Written task
Pull every "used" line out of the data below.

#### Provided entries ####

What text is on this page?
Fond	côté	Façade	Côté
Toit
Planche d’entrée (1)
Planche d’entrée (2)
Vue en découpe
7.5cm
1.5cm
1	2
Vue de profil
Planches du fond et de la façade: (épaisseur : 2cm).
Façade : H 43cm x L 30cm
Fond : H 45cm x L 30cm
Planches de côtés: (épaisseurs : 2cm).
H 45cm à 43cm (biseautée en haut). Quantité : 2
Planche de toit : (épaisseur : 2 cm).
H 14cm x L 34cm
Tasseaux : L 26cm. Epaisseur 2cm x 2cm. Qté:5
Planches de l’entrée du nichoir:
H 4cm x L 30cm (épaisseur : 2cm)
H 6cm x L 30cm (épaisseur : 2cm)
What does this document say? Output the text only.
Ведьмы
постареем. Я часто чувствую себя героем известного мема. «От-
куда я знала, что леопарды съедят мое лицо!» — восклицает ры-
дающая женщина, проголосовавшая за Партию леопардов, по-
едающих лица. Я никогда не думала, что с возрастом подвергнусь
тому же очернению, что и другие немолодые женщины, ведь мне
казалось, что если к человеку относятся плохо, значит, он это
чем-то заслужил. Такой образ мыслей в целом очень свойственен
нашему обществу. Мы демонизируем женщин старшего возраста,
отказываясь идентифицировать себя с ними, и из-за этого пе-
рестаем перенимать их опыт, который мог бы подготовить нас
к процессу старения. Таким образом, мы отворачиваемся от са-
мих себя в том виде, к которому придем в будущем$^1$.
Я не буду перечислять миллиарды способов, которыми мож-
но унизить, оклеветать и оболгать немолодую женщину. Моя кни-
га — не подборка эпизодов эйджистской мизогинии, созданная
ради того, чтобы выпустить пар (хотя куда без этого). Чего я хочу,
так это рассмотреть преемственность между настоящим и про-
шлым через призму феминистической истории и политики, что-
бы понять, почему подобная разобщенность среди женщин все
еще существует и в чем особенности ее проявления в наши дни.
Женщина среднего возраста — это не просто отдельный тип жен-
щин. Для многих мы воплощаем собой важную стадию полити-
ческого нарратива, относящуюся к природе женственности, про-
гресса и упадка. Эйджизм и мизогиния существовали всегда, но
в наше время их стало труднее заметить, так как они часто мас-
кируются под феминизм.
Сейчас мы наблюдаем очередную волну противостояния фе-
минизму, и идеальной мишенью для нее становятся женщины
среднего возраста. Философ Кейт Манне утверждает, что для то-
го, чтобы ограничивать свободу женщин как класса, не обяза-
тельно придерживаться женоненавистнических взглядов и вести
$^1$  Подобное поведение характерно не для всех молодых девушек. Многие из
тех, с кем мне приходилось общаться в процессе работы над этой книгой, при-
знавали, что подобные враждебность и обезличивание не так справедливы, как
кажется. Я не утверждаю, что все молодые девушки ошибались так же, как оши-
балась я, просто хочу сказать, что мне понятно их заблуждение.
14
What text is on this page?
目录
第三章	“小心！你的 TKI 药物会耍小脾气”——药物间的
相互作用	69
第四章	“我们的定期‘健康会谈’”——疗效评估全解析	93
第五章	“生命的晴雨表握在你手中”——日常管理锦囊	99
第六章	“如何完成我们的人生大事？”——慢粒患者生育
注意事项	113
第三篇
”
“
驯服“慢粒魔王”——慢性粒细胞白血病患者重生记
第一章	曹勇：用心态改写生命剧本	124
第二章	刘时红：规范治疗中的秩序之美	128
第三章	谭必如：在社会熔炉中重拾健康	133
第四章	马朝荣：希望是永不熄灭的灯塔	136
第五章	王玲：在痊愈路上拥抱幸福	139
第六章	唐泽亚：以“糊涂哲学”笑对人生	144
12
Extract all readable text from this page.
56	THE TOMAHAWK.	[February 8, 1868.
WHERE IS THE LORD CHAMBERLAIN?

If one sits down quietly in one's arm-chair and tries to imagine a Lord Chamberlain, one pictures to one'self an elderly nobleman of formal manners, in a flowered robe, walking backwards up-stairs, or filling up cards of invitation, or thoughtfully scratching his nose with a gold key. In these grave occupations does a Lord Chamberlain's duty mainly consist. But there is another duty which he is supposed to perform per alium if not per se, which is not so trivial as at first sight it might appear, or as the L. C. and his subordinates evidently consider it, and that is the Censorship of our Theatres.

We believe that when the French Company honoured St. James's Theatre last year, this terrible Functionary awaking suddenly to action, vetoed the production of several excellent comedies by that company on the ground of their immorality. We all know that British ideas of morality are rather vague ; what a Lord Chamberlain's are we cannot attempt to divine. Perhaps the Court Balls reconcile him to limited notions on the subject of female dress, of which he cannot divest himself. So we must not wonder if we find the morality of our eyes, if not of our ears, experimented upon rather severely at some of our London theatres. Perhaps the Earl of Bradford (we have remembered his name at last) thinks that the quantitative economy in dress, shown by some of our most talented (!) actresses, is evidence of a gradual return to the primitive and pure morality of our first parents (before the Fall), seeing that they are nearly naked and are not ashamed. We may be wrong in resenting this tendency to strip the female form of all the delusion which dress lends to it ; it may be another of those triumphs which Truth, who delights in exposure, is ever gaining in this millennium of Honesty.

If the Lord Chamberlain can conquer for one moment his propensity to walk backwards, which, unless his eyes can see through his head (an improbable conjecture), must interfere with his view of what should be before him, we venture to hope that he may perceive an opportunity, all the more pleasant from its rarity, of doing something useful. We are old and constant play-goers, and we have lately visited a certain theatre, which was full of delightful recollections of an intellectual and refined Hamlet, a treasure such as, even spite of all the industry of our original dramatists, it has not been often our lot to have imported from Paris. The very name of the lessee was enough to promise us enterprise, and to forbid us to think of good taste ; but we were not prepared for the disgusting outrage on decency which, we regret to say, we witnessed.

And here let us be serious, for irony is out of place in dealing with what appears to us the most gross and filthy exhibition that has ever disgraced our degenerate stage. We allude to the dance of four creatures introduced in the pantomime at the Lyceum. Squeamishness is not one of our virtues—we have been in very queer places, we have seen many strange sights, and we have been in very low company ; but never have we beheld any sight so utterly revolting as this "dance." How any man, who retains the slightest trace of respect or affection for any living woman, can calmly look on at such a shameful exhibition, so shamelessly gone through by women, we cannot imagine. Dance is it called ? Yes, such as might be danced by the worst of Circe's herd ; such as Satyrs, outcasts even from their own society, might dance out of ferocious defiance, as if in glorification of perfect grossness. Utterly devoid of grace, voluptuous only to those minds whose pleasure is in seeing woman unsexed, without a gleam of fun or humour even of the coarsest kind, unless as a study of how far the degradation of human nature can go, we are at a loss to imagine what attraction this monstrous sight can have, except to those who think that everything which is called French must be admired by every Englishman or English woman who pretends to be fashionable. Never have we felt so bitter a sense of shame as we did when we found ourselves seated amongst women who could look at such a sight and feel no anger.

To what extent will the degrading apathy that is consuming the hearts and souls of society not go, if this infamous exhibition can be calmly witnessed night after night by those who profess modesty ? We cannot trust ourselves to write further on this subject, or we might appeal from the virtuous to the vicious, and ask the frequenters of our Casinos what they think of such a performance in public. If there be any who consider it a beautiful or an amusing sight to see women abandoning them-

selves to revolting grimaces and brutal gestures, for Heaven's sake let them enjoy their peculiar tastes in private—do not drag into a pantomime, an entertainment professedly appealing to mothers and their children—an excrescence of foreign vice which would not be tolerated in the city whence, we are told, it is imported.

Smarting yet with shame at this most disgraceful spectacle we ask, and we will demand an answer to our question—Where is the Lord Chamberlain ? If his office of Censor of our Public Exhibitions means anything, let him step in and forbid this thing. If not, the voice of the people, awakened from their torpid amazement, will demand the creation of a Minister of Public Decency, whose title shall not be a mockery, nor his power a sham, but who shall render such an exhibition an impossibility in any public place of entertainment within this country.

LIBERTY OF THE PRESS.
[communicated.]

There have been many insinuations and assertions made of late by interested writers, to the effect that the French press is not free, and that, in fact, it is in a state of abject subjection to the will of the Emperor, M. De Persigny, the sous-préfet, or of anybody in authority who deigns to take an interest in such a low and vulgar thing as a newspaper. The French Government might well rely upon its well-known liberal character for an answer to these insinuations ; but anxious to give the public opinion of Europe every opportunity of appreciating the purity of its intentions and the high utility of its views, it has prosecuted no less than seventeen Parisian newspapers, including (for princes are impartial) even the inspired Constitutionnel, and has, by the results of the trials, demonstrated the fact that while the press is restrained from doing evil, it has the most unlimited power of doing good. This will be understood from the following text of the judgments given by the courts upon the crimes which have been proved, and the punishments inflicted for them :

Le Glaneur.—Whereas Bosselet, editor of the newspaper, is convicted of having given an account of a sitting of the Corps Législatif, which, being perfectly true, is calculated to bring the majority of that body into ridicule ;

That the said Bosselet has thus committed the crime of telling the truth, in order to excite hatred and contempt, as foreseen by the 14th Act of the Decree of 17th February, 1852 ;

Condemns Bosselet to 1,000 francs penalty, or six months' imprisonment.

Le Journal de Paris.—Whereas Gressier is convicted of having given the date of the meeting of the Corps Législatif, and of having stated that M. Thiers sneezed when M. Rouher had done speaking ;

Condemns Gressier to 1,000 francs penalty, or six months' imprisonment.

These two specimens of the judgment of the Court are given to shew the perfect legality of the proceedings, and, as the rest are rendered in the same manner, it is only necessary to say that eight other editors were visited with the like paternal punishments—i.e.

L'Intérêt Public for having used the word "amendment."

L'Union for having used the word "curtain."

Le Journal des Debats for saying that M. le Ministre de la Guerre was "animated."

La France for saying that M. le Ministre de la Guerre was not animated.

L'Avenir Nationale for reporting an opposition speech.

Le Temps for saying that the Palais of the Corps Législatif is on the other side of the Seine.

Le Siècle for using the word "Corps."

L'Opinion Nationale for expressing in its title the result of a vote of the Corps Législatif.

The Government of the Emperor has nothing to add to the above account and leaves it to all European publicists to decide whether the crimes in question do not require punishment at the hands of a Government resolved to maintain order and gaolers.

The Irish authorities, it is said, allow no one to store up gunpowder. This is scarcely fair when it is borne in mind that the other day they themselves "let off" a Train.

####

The result
L'Intérêt Public for having used the word "amendment."
L'Union for having used the word "curtain."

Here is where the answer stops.